WRITTEN TASK.
Pull each line holding the word "urgență" from the data.

--- start of RECORDS FOR PROCESSING ---

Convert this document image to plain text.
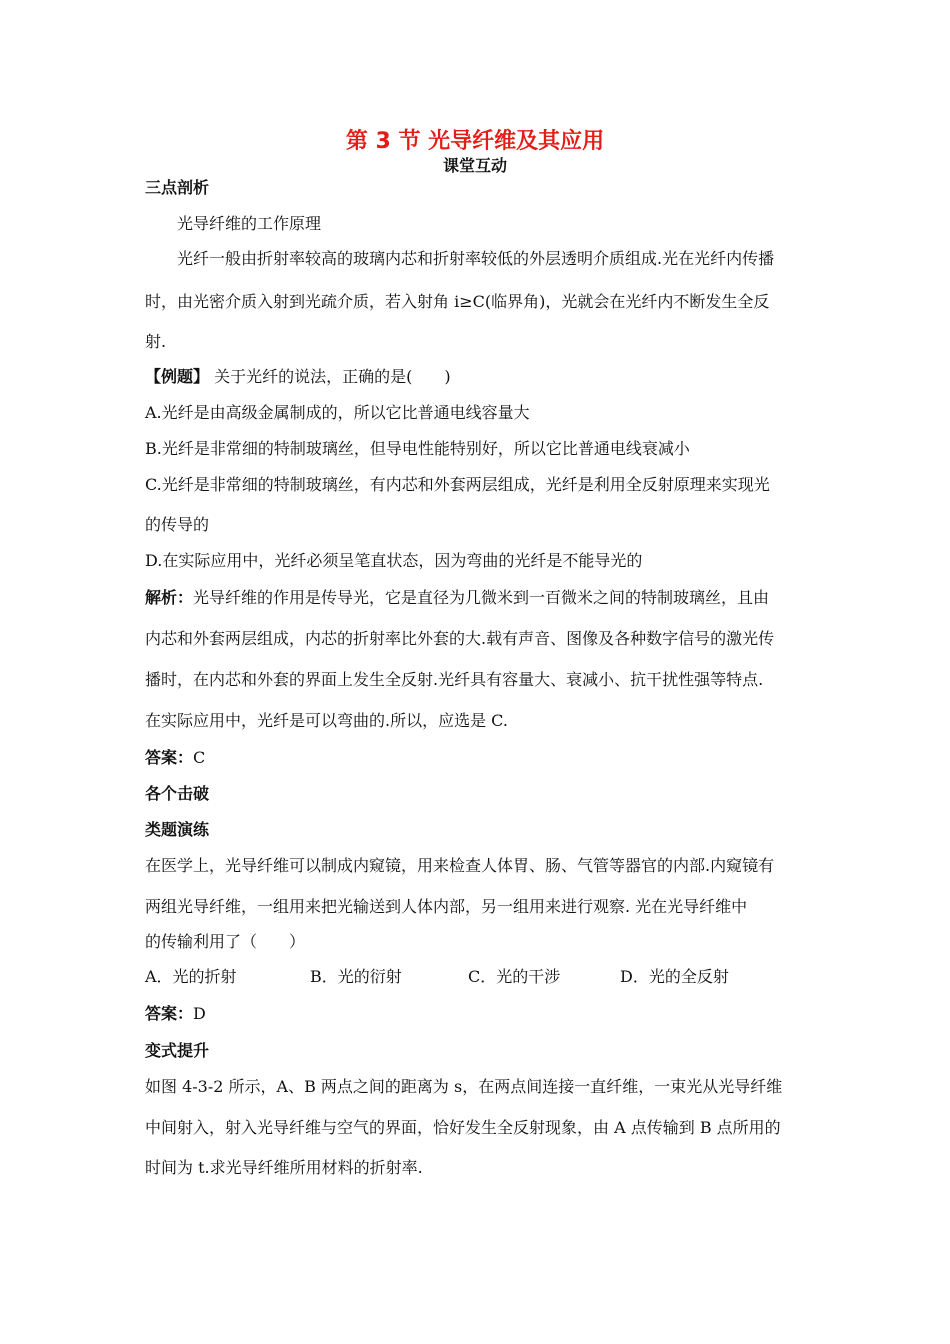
第 3 节 光导纤维及其应用
课堂互动
三点剖析
光导纤维的工作原理
光纤一般由折射率较高的玻璃内芯和折射率较低的外层透明介质组成.光在光纤内传播
时，由光密介质入射到光疏介质，若入射角 i≥C(临界角)，光就会在光纤内不断发生全反
射.
【例题】 关于光纤的说法，正确的是(　　)
A.光纤是由高级金属制成的，所以它比普通电线容量大
B.光纤是非常细的特制玻璃丝，但导电性能特别好，所以它比普通电线衰减小
C.光纤是非常细的特制玻璃丝，有内芯和外套两层组成，光纤是利用全反射原理来实现光
的传导的
D.在实际应用中，光纤必须呈笔直状态，因为弯曲的光纤是不能导光的
解析：光导纤维的作用是传导光，它是直径为几微米到一百微米之间的特制玻璃丝，且由
内芯和外套两层组成，内芯的折射率比外套的大.载有声音、图像及各种数字信号的激光传
播时，在内芯和外套的界面上发生全反射.光纤具有容量大、衰减小、抗干扰性强等特点.
在实际应用中，光纤是可以弯曲的.所以，应选是 C.
答案：C
各个击破
类题演练
在医学上，光导纤维可以制成内窥镜，用来检查人体胃、肠、气管等器官的内部.内窥镜有
两组光导纤维，一组用来把光输送到人体内部，另一组用来进行观察. 光在光导纤维中
的传输利用了（　　）
A．光的折射	B．光的衍射	C．光的干涉	D．光的全反射
答案：D
变式提升
如图 4-3-2 所示，A、B 两点之间的距离为 s，在两点间连接一直纤维，一束光从光导纤维
中间射入，射入光导纤维与空气的界面，恰好发生全反射现象，由 A 点传输到 B 点所用的
时间为 t.求光导纤维所用材料的折射率.
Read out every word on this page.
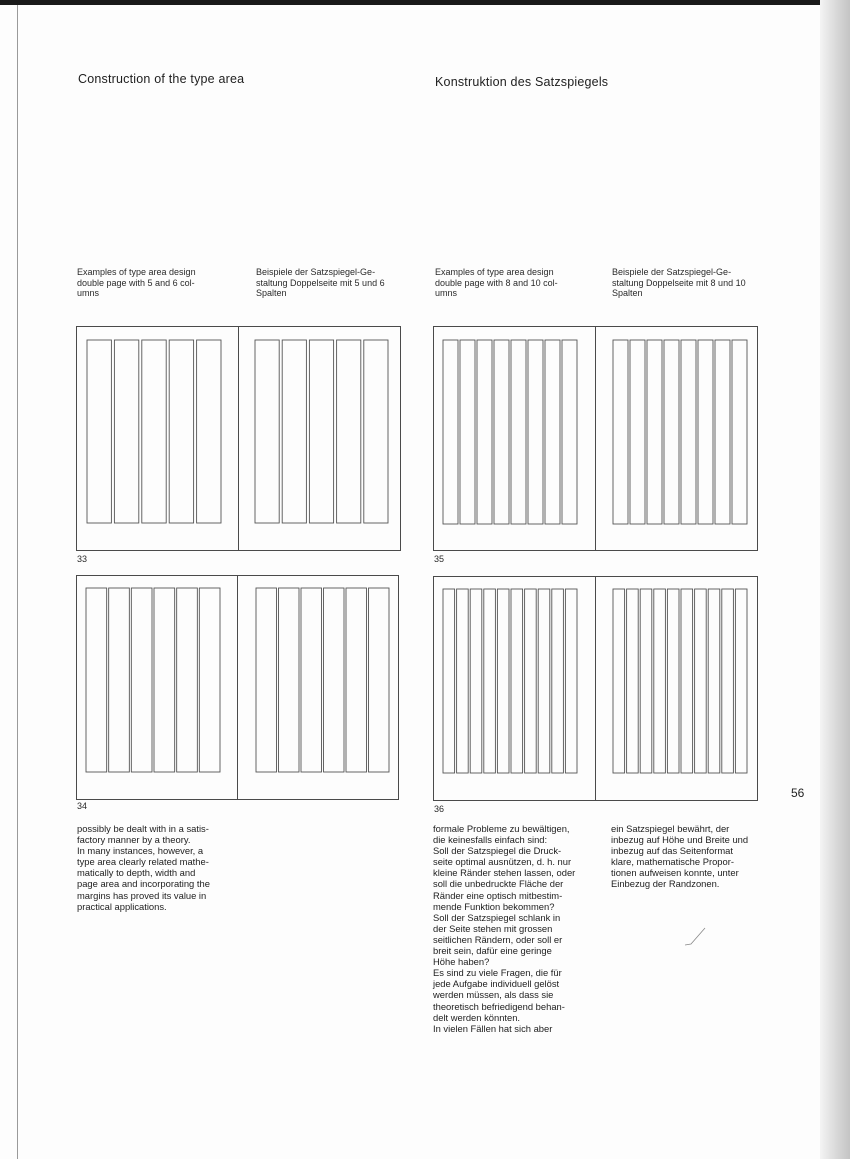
Construction of the type area	Konstruktion des Satzspiegels
Examples of type area design
double page with 5 and 6 col-
umns
Beispiele der Satzspiegel-Ge-
staltung Doppelseite mit 5 und 6
Spalten
Examples of type area design
double page with 8 and 10 col-
umns
Beispiele der Satzspiegel-Ge-
staltung Doppelseite mit 8 und 10
Spalten
33	35
34	36
56
possibly be dealt with in a satis-
factory manner by a theory.
In many instances, however, a
type area clearly related mathe-
matically to depth, width and
page area and incorporating the
margins has proved its value in
practical applications.
formale Probleme zu bewältigen,
die keinesfalls einfach sind:
Soll der Satzspiegel die Druck-
seite optimal ausnützen, d. h. nur
kleine Ränder stehen lassen, oder
soll die unbedruckte Fläche der
Ränder eine optisch mitbestim-
mende Funktion bekommen?
Soll der Satzspiegel schlank in
der Seite stehen mit grossen
seitlichen Rändern, oder soll er
breit sein, dafür eine geringe
Höhe haben?
Es sind zu viele Fragen, die für
jede Aufgabe individuell gelöst
werden müssen, als dass sie
theoretisch befriedigend behan-
delt werden könnten.
In vielen Fällen hat sich aber
ein Satzspiegel bewährt, der
inbezug auf Höhe und Breite und
inbezug auf das Seitenformat
klare, mathematische Propor-
tionen aufweisen konnte, unter
Einbezug der Randzonen.
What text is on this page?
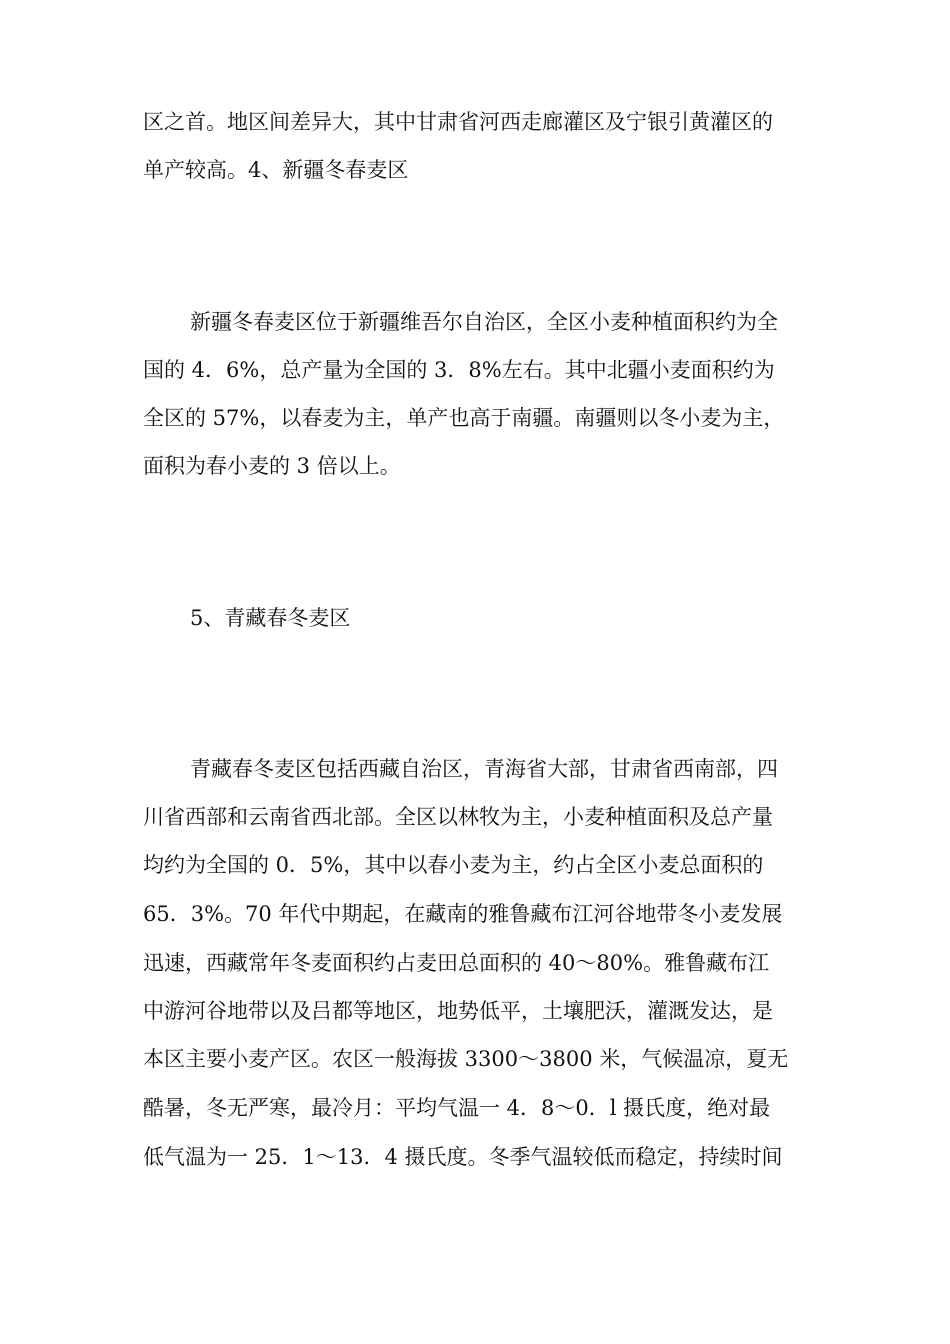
区之首。地区间差异大，其中甘肃省河西走廊灌区及宁银引黄灌区的
单产较高。4、新疆冬春麦区
新疆冬春麦区位于新疆维吾尔自治区，全区小麦种植面积约为全
国的 4．6%，总产量为全国的 3．8%左右。其中北疆小麦面积约为
全区的 57%，以春麦为主，单产也高于南疆。南疆则以冬小麦为主，
面积为春小麦的 3 倍以上。
5、青藏春冬麦区
青藏春冬麦区包括西藏自治区，青海省大部，甘肃省西南部，四
川省西部和云南省西北部。全区以林牧为主，小麦种植面积及总产量
均约为全国的 0．5%，其中以春小麦为主，约占全区小麦总面积的
65．3%。70 年代中期起，在藏南的雅鲁藏布江河谷地带冬小麦发展
迅速，西藏常年冬麦面积约占麦田总面积的 40～80%。雅鲁藏布江
中游河谷地带以及吕都等地区，地势低平，土壤肥沃，灌溉发达，是
本区主要小麦产区。农区一般海拔 3300～3800 米，气候温凉，夏无
酷暑，冬无严寒，最冷月：平均气温一 4．8～0．l 摄氏度，绝对最
低气温为一 25．1～13．4 摄氏度。冬季气温较低而稳定，持续时间
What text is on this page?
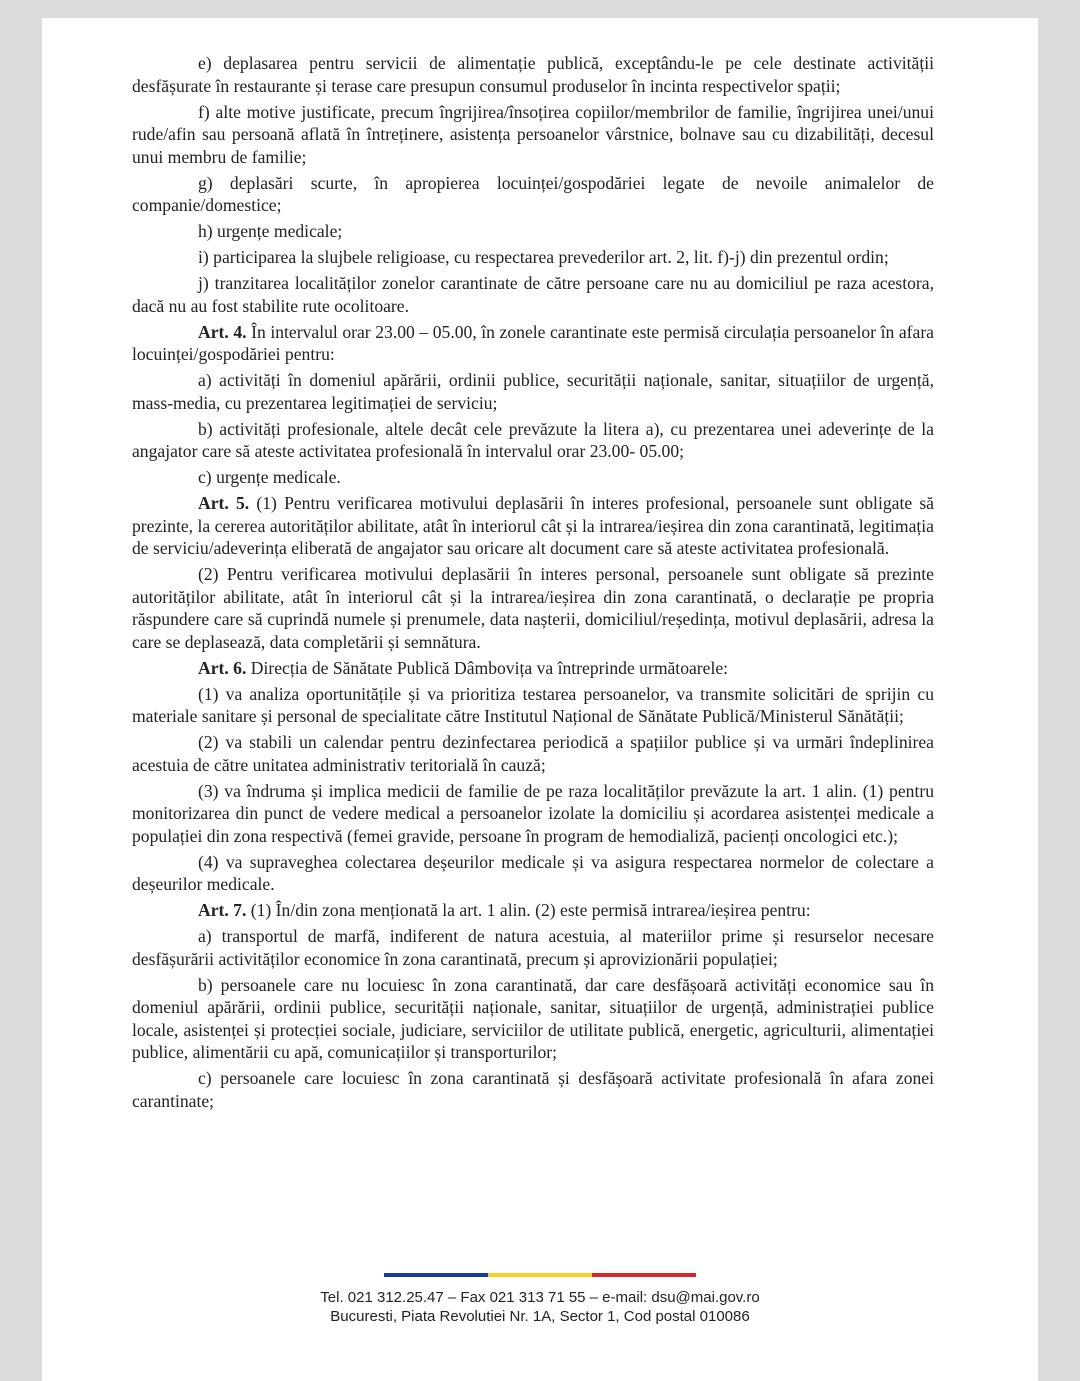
e) deplasarea pentru servicii de alimentație publică, exceptându-le pe cele destinate activității desfășurate în restaurante și terase care presupun consumul produselor în incinta respectivelor spații;

f) alte motive justificate, precum îngrijirea/însoțirea copiilor/membrilor de familie, îngrijirea unei/unui rude/afin sau persoană aflată în întreținere, asistența persoanelor vârstnice, bolnave sau cu dizabilități, decesul unui membru de familie;

g) deplasări scurte, în apropierea locuinței/gospodăriei legate de nevoile animalelor de companie/domestice;

h) urgențe medicale;

i) participarea la slujbele religioase, cu respectarea prevederilor art. 2, lit. f)-j) din prezentul ordin;

j) tranzitarea localităților zonelor carantinate de către persoane care nu au domiciliul pe raza acestora, dacă nu au fost stabilite rute ocolitoare.

Art. 4. În intervalul orar 23.00 – 05.00, în zonele carantinate este permisă circulația persoanelor în afara locuinței/gospodăriei pentru:

a) activități în domeniul apărării, ordinii publice, securității naționale, sanitar, situațiilor de urgență, mass-media, cu prezentarea legitimației de serviciu;

b) activități profesionale, altele decât cele prevăzute la litera a), cu prezentarea unei adeverințe de la angajator care să ateste activitatea profesională în intervalul orar 23.00- 05.00;

c) urgențe medicale.

Art. 5. (1) Pentru verificarea motivului deplasării în interes profesional, persoanele sunt obligate să prezinte, la cererea autorităților abilitate, atât în interiorul cât și la intrarea/ieșirea din zona carantinată, legitimația de serviciu/adeverința eliberată de angajator sau oricare alt document care să ateste activitatea profesională.

(2) Pentru verificarea motivului deplasării în interes personal, persoanele sunt obligate să prezinte autorităților abilitate, atât în interiorul cât și la intrarea/ieșirea din zona carantinată, o declarație pe propria răspundere care să cuprindă numele și prenumele, data nașterii, domiciliul/reședința, motivul deplasării, adresa la care se deplasează, data completării și semnătura.

Art. 6. Direcția de Sănătate Publică Dâmbovița va întreprinde următoarele:

(1) va analiza oportunitățile și va prioritiza testarea persoanelor, va transmite solicitări de sprijin cu materiale sanitare și personal de specialitate către Institutul Național de Sănătate Publică/Ministerul Sănătății;

(2) va stabili un calendar pentru dezinfectarea periodică a spațiilor publice și va urmări îndeplinirea acestuia de către unitatea administrativ teritorială în cauză;

(3) va îndruma și implica medicii de familie de pe raza localităților prevăzute la art. 1 alin. (1) pentru monitorizarea din punct de vedere medical a persoanelor izolate la domiciliu și acordarea asistenței medicale a populației din zona respectivă (femei gravide, persoane în program de hemodializă, pacienți oncologici etc.);

(4) va supraveghea colectarea deșeurilor medicale și va asigura respectarea normelor de colectare a deșeurilor medicale.

Art. 7. (1) În/din zona menționată la art. 1 alin. (2) este permisă intrarea/ieșirea pentru:

a) transportul de marfă, indiferent de natura acestuia, al materiilor prime și resurselor necesare desfășurării activităților economice în zona carantinată, precum și aprovizionării populației;

b) persoanele care nu locuiesc în zona carantinată, dar care desfășoară activități economice sau în domeniul apărării, ordinii publice, securității naționale, sanitar, situațiilor de urgență, administrației publice locale, asistenței și protecției sociale, judiciare, serviciilor de utilitate publică, energetic, agriculturii, alimentației publice, alimentării cu apă, comunicațiilor și transporturilor;

c) persoanele care locuiesc în zona carantinată și desfășoară activitate profesională în afara zonei carantinate;

Tel. 021 312.25.47 – Fax 021 313 71 55 – e-mail: dsu@mai.gov.ro
Bucuresti, Piata Revolutiei Nr. 1A, Sector 1, Cod postal 010086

--- end of RECORDS FOR PROCESSING ---

WRITTEN ANSWER.
a) activități în domeniul apărării, ordinii publice, securității naționale, sanitar, situațiilor de urgență, mass-media, cu prezentarea legitimației de serviciu;
b) persoanele care nu locuiesc în zona carantinată, dar care desfășoară activități economice sau în domeniul apărării, ordinii publice, securității naționale, sanitar, situațiilor de urgență, administrației publice locale, asistenței și protecției sociale, judiciare, serviciilor de utilitate publică, energetic, agriculturii, alimentației publice, alimentării cu apă, comunicațiilor și transporturilor;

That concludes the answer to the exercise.